:: What the task requires ::
Filter the records for lines holding the string "Руководство".

Entries taken from a collection
────────────────────────────────────────

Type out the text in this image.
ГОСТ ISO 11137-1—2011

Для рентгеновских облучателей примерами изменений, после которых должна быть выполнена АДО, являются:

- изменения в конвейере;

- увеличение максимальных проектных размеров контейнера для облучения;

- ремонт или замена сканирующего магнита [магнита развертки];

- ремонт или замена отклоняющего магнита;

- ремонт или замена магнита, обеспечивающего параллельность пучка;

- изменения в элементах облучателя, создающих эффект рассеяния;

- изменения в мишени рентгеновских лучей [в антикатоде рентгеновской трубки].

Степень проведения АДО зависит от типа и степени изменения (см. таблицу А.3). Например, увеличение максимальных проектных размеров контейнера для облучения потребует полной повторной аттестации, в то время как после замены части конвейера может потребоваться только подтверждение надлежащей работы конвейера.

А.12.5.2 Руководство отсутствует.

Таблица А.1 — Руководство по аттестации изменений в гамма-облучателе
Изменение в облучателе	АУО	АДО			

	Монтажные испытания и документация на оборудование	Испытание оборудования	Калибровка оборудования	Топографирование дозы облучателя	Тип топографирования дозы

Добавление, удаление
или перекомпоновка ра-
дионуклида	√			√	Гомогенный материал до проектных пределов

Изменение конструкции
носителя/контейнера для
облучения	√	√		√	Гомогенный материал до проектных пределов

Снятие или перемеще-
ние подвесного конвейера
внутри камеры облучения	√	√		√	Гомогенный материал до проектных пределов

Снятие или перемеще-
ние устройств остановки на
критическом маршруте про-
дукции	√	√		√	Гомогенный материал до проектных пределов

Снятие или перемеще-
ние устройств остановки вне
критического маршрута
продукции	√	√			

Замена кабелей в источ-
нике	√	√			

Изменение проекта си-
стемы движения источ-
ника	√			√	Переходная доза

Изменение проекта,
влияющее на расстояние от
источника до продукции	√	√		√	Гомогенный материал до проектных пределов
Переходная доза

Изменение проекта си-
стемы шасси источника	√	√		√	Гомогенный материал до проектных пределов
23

────────────────────────────────────────

:: Exercise response ::
А.12.5.2 Руководство отсутствует.
Таблица А.1 — Руководство по аттестации изменений в гамма-облучателе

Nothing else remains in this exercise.